● DO THIS
Check the listing below line by line and report how many lines hold "Accumulated", with no other words.

☆ ☆ ☆

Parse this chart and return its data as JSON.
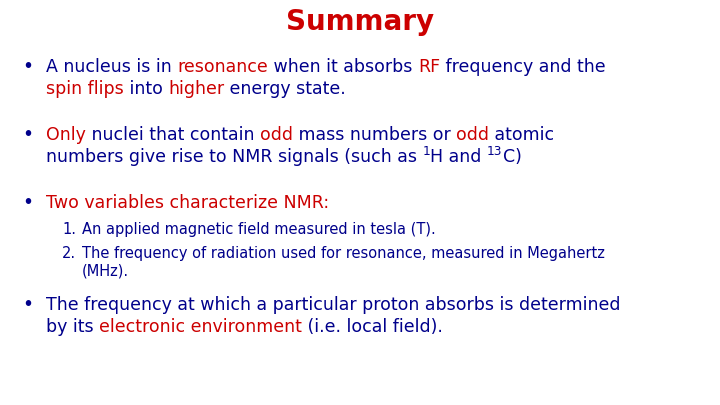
{
  "title": "Summary",
  "title_color": "#CC0000",
  "background_color": "#ffffff",
  "dark_blue": "#00008B",
  "red": "#CC0000",
  "bullet_char": "•",
  "figsize": [
    7.2,
    4.05
  ],
  "dpi": 100
}
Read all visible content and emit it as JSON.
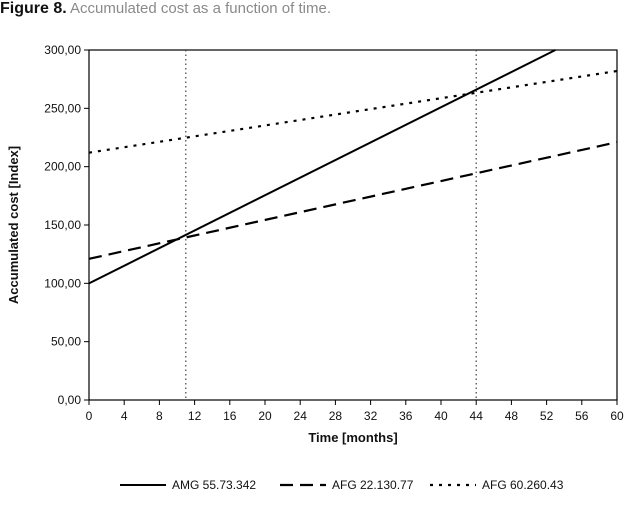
{
  "figure": {
    "label": "Figure 8.",
    "caption": "Accumulated cost as a function of time."
  },
  "chart_data": {
    "type": "line",
    "xlabel": "Time [months]",
    "ylabel": "Accumulated cost [Index]",
    "xlim": [
      0,
      60
    ],
    "ylim": [
      0,
      300
    ],
    "x_ticks": [
      "0",
      "4",
      "8",
      "12",
      "16",
      "20",
      "24",
      "28",
      "32",
      "36",
      "40",
      "44",
      "48",
      "52",
      "56",
      "60"
    ],
    "y_ticks": [
      "0,00",
      "50,00",
      "100,00",
      "150,00",
      "200,00",
      "250,00",
      "300,00"
    ],
    "grid": false,
    "reference_lines_x": [
      11,
      44
    ],
    "legend_position": "bottom",
    "series": [
      {
        "name": "AMG 55.73.342",
        "style": "solid",
        "x": [
          0,
          53
        ],
        "y": [
          100,
          300
        ]
      },
      {
        "name": "AFG 22.130.77",
        "style": "dashed",
        "x": [
          0,
          60
        ],
        "y": [
          121,
          221
        ]
      },
      {
        "name": "AFG 60.260.43",
        "style": "dotted",
        "x": [
          0,
          60
        ],
        "y": [
          212,
          282
        ]
      }
    ]
  }
}
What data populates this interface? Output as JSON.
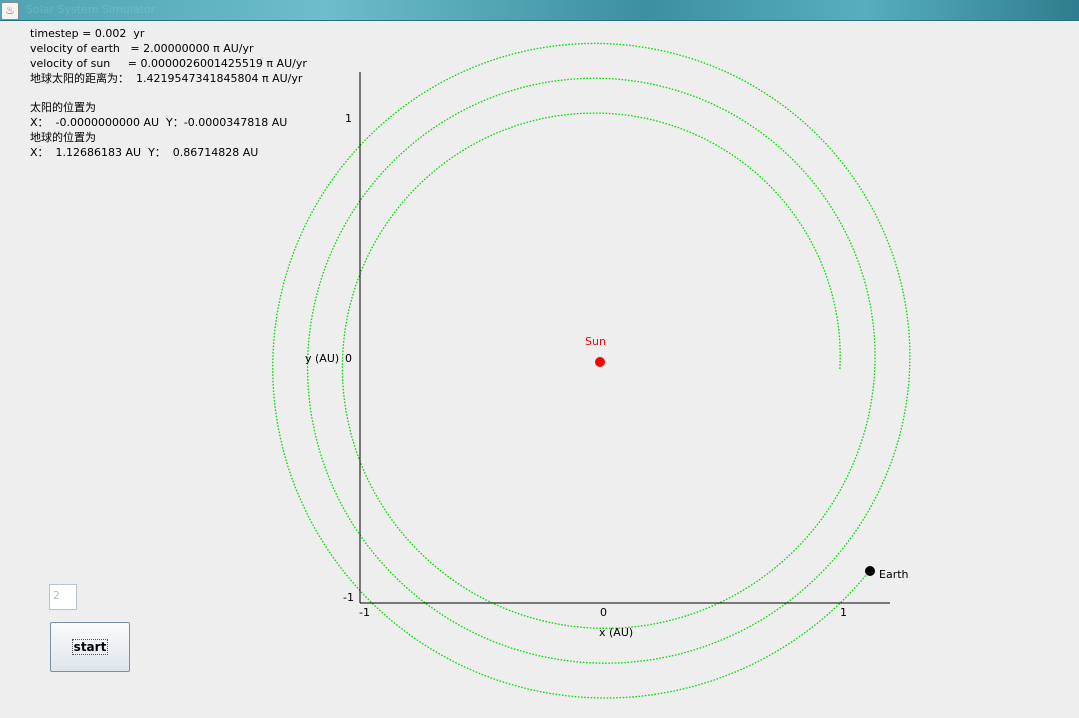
{
  "window": {
    "title": "Solar System Simulator"
  },
  "info": {
    "line1": "timestep = 0.002  yr",
    "line2": "velocity of earth   = 2.00000000 π AU/yr",
    "line3": "velocity of sun     = 0.0000026001425519 π AU/yr",
    "line4": "地球太阳的距离为：  1.4219547341845804 π AU/yr",
    "sun_heading": "太阳的位置为",
    "sun_pos": "X：  -0.0000000000 AU  Y：-0.0000347818 AU",
    "earth_heading": "地球的位置为",
    "earth_pos": "X：  1.12686183 AU  Y：  0.86714828 AU"
  },
  "plot": {
    "xlabel": "x (AU)",
    "ylabel": "y (AU)",
    "x_ticks": [
      "-1",
      "0",
      "1"
    ],
    "y_ticks": [
      "1",
      "0",
      "-1"
    ],
    "sun_label": "Sun",
    "earth_label": "Earth",
    "sun_color": "#ff0000",
    "earth_color": "#000000",
    "orbit_color": "#00dd00"
  },
  "controls": {
    "input_value": "2",
    "start_label": "start"
  }
}
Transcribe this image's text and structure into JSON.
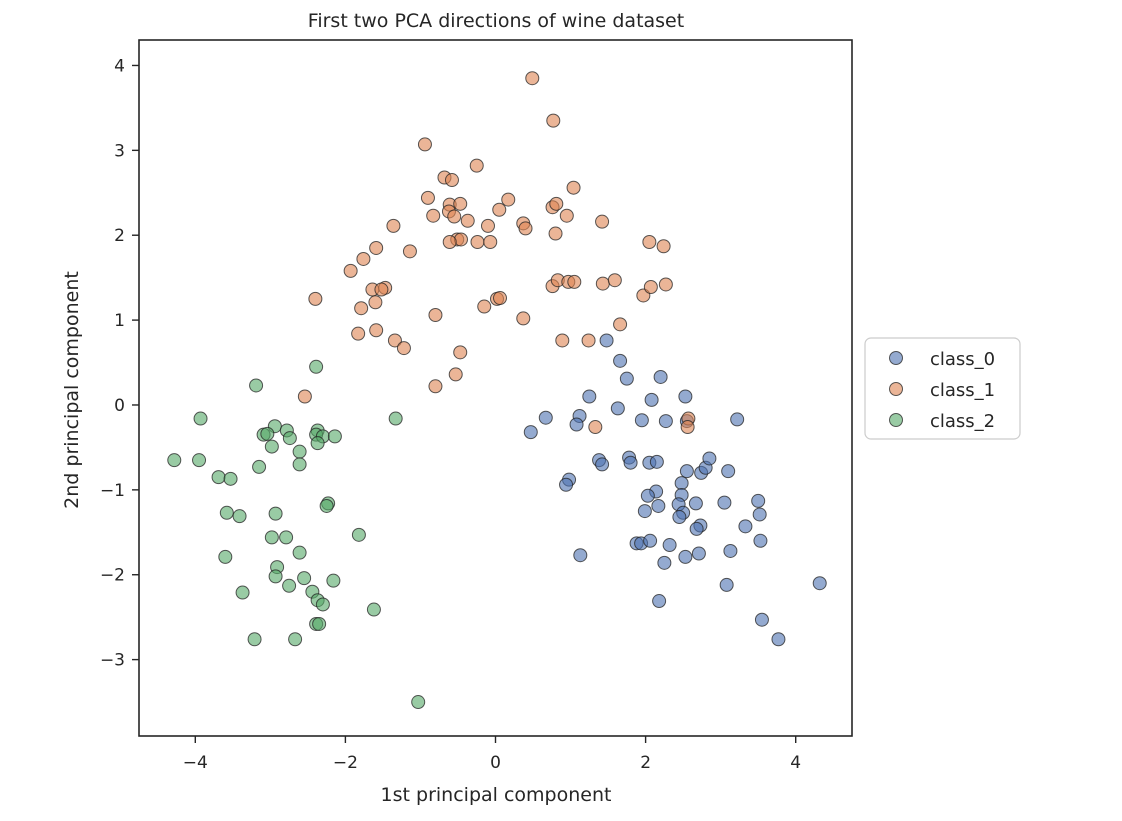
{
  "chart_data": {
    "type": "scatter",
    "title": "First two PCA directions of wine dataset",
    "xlabel": "1st principal component",
    "ylabel": "2nd principal component",
    "xlim": [
      -4.75,
      4.75
    ],
    "ylim": [
      -3.9,
      4.3
    ],
    "xticks": [
      -4,
      -2,
      0,
      2,
      4
    ],
    "yticks": [
      -3,
      -2,
      -1,
      0,
      1,
      2,
      3,
      4
    ],
    "grid": false,
    "legend_position": "outside right, center",
    "series": [
      {
        "name": "class_0",
        "color": "#4c72b0",
        "points": [
          [
            1.48,
            0.76
          ],
          [
            1.66,
            0.52
          ],
          [
            1.75,
            0.31
          ],
          [
            2.2,
            0.33
          ],
          [
            2.53,
            0.1
          ],
          [
            3.22,
            -0.17
          ],
          [
            2.55,
            -0.19
          ],
          [
            1.25,
            0.1
          ],
          [
            1.63,
            -0.04
          ],
          [
            0.67,
            -0.15
          ],
          [
            0.47,
            -0.32
          ],
          [
            1.12,
            -0.13
          ],
          [
            1.08,
            -0.23
          ],
          [
            1.95,
            -0.18
          ],
          [
            2.08,
            0.06
          ],
          [
            2.27,
            -0.19
          ],
          [
            1.38,
            -0.65
          ],
          [
            1.42,
            -0.7
          ],
          [
            1.78,
            -0.62
          ],
          [
            1.8,
            -0.68
          ],
          [
            0.98,
            -0.88
          ],
          [
            0.94,
            -0.94
          ],
          [
            2.05,
            -0.68
          ],
          [
            2.15,
            -0.67
          ],
          [
            2.55,
            -0.78
          ],
          [
            2.74,
            -0.8
          ],
          [
            2.8,
            -0.74
          ],
          [
            2.85,
            -0.63
          ],
          [
            3.1,
            -0.78
          ],
          [
            2.48,
            -0.92
          ],
          [
            2.48,
            -1.06
          ],
          [
            2.14,
            -1.02
          ],
          [
            2.03,
            -1.07
          ],
          [
            2.17,
            -1.19
          ],
          [
            2.44,
            -1.17
          ],
          [
            2.5,
            -1.27
          ],
          [
            2.45,
            -1.32
          ],
          [
            2.67,
            -1.16
          ],
          [
            3.05,
            -1.15
          ],
          [
            3.5,
            -1.13
          ],
          [
            3.52,
            -1.29
          ],
          [
            3.33,
            -1.43
          ],
          [
            2.73,
            -1.42
          ],
          [
            2.68,
            -1.46
          ],
          [
            1.99,
            -1.25
          ],
          [
            1.88,
            -1.63
          ],
          [
            1.94,
            -1.63
          ],
          [
            2.06,
            -1.6
          ],
          [
            2.32,
            -1.65
          ],
          [
            2.53,
            -1.79
          ],
          [
            2.71,
            -1.75
          ],
          [
            3.13,
            -1.72
          ],
          [
            3.53,
            -1.6
          ],
          [
            1.13,
            -1.77
          ],
          [
            2.25,
            -1.86
          ],
          [
            2.18,
            -2.31
          ],
          [
            3.08,
            -2.12
          ],
          [
            3.55,
            -2.53
          ],
          [
            3.77,
            -2.76
          ],
          [
            4.32,
            -2.1
          ]
        ]
      },
      {
        "name": "class_1",
        "color": "#dd8452",
        "points": [
          [
            0.49,
            3.85
          ],
          [
            0.77,
            3.35
          ],
          [
            -0.94,
            3.07
          ],
          [
            -0.25,
            2.82
          ],
          [
            -0.68,
            2.68
          ],
          [
            -0.58,
            2.65
          ],
          [
            1.04,
            2.56
          ],
          [
            -0.9,
            2.44
          ],
          [
            -0.61,
            2.36
          ],
          [
            -0.47,
            2.37
          ],
          [
            -0.62,
            2.28
          ],
          [
            -0.55,
            2.22
          ],
          [
            -0.83,
            2.23
          ],
          [
            0.17,
            2.42
          ],
          [
            0.05,
            2.3
          ],
          [
            0.76,
            2.33
          ],
          [
            0.81,
            2.37
          ],
          [
            0.95,
            2.23
          ],
          [
            -0.37,
            2.17
          ],
          [
            0.37,
            2.14
          ],
          [
            0.4,
            2.08
          ],
          [
            -0.1,
            2.11
          ],
          [
            1.42,
            2.16
          ],
          [
            -1.36,
            2.11
          ],
          [
            0.8,
            2.02
          ],
          [
            -0.51,
            1.95
          ],
          [
            -0.46,
            1.95
          ],
          [
            -0.61,
            1.92
          ],
          [
            -0.24,
            1.92
          ],
          [
            -0.07,
            1.92
          ],
          [
            2.05,
            1.92
          ],
          [
            2.24,
            1.87
          ],
          [
            -1.59,
            1.85
          ],
          [
            -1.76,
            1.72
          ],
          [
            -1.14,
            1.81
          ],
          [
            -1.93,
            1.58
          ],
          [
            0.76,
            1.4
          ],
          [
            0.83,
            1.47
          ],
          [
            0.97,
            1.45
          ],
          [
            1.05,
            1.45
          ],
          [
            1.43,
            1.43
          ],
          [
            1.59,
            1.47
          ],
          [
            1.97,
            1.29
          ],
          [
            2.07,
            1.39
          ],
          [
            2.27,
            1.42
          ],
          [
            -1.64,
            1.36
          ],
          [
            -1.47,
            1.38
          ],
          [
            -1.52,
            1.36
          ],
          [
            -1.6,
            1.21
          ],
          [
            -1.79,
            1.14
          ],
          [
            -2.4,
            1.25
          ],
          [
            0.02,
            1.25
          ],
          [
            0.06,
            1.26
          ],
          [
            -0.15,
            1.16
          ],
          [
            0.37,
            1.02
          ],
          [
            -0.8,
            1.06
          ],
          [
            -1.59,
            0.88
          ],
          [
            -1.83,
            0.84
          ],
          [
            -1.34,
            0.76
          ],
          [
            -1.22,
            0.67
          ],
          [
            0.89,
            0.76
          ],
          [
            1.24,
            0.76
          ],
          [
            1.66,
            0.95
          ],
          [
            -0.47,
            0.62
          ],
          [
            -0.53,
            0.36
          ],
          [
            -0.8,
            0.22
          ],
          [
            -2.54,
            0.1
          ],
          [
            1.33,
            -0.26
          ],
          [
            2.57,
            -0.16
          ],
          [
            2.56,
            -0.26
          ]
        ]
      },
      {
        "name": "class_2",
        "color": "#55a868",
        "points": [
          [
            -2.39,
            0.45
          ],
          [
            -3.19,
            0.23
          ],
          [
            -3.93,
            -0.16
          ],
          [
            -1.33,
            -0.16
          ],
          [
            -2.94,
            -0.25
          ],
          [
            -2.78,
            -0.3
          ],
          [
            -3.09,
            -0.35
          ],
          [
            -3.04,
            -0.34
          ],
          [
            -2.37,
            -0.3
          ],
          [
            -2.39,
            -0.35
          ],
          [
            -2.74,
            -0.39
          ],
          [
            -2.3,
            -0.37
          ],
          [
            -2.14,
            -0.37
          ],
          [
            -2.37,
            -0.45
          ],
          [
            -2.98,
            -0.49
          ],
          [
            -2.61,
            -0.55
          ],
          [
            -4.28,
            -0.65
          ],
          [
            -3.95,
            -0.65
          ],
          [
            -3.15,
            -0.73
          ],
          [
            -2.61,
            -0.7
          ],
          [
            -3.69,
            -0.85
          ],
          [
            -3.53,
            -0.87
          ],
          [
            -3.58,
            -1.27
          ],
          [
            -3.41,
            -1.31
          ],
          [
            -2.93,
            -1.28
          ],
          [
            -2.23,
            -1.16
          ],
          [
            -2.25,
            -1.19
          ],
          [
            -2.98,
            -1.56
          ],
          [
            -2.79,
            -1.56
          ],
          [
            -1.82,
            -1.53
          ],
          [
            -3.6,
            -1.79
          ],
          [
            -2.61,
            -1.74
          ],
          [
            -2.91,
            -1.91
          ],
          [
            -2.93,
            -2.02
          ],
          [
            -2.75,
            -2.13
          ],
          [
            -2.55,
            -2.04
          ],
          [
            -2.16,
            -2.07
          ],
          [
            -2.44,
            -2.2
          ],
          [
            -2.37,
            -2.3
          ],
          [
            -2.3,
            -2.35
          ],
          [
            -3.37,
            -2.21
          ],
          [
            -2.39,
            -2.58
          ],
          [
            -2.35,
            -2.58
          ],
          [
            -1.62,
            -2.41
          ],
          [
            -3.21,
            -2.76
          ],
          [
            -2.67,
            -2.76
          ],
          [
            -1.03,
            -3.5
          ]
        ]
      }
    ]
  }
}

☆ ☆ ☆

● SOLUTION TO THIS TASK
2